Start of ENTRIES SUPPLIED
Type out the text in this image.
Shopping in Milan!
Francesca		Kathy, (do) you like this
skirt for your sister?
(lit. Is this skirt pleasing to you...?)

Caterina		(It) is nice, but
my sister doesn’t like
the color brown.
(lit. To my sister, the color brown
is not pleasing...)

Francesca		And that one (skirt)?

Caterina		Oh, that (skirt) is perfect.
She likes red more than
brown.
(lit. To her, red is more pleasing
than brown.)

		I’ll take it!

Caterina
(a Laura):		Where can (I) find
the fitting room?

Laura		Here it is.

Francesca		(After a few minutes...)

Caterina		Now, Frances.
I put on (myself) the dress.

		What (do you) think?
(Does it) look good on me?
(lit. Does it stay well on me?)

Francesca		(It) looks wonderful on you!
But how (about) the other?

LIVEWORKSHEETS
End of ENTRIES SUPPLIED
Start of ENTRIES SUPPLIED
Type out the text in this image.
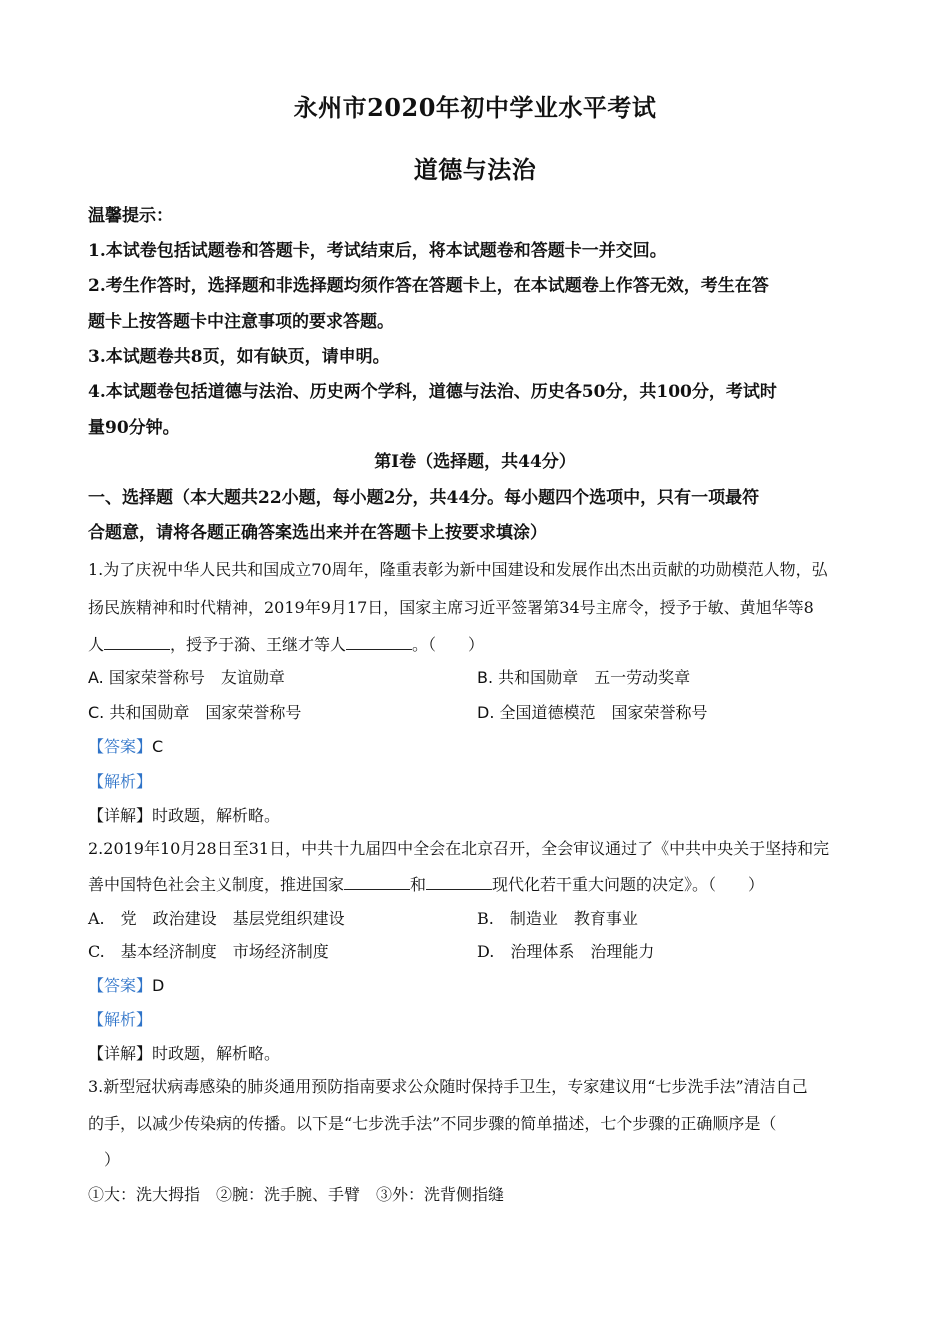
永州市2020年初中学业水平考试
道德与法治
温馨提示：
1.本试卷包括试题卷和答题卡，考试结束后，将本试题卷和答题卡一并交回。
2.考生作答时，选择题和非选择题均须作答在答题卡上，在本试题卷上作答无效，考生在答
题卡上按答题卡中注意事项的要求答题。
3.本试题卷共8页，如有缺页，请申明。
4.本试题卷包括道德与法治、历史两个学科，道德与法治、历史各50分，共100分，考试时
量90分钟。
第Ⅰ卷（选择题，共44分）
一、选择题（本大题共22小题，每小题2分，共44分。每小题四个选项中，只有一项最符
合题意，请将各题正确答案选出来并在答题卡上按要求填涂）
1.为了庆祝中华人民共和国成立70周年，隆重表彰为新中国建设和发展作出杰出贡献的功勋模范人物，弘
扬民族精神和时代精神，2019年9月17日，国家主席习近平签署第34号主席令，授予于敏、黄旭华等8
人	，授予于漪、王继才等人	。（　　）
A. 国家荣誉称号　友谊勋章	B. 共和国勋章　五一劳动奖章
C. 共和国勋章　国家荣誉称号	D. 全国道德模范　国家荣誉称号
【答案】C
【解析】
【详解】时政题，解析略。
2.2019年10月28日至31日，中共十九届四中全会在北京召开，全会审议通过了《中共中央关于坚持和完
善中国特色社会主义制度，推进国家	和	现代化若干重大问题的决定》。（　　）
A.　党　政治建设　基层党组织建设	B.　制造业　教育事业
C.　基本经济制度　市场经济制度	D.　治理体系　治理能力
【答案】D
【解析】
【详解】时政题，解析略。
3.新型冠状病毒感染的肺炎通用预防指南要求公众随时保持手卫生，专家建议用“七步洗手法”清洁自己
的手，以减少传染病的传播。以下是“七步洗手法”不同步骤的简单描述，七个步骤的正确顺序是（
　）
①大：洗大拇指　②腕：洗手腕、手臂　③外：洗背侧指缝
End of ENTRIES SUPPLIED
JOB:
Single out each line of the records above with the string "Caterina" in it, and copy it.

ANSWER BELOW:
Caterina		(It) is nice, but
Caterina		Oh, that (skirt) is perfect.
Caterina
Caterina		Now, Frances.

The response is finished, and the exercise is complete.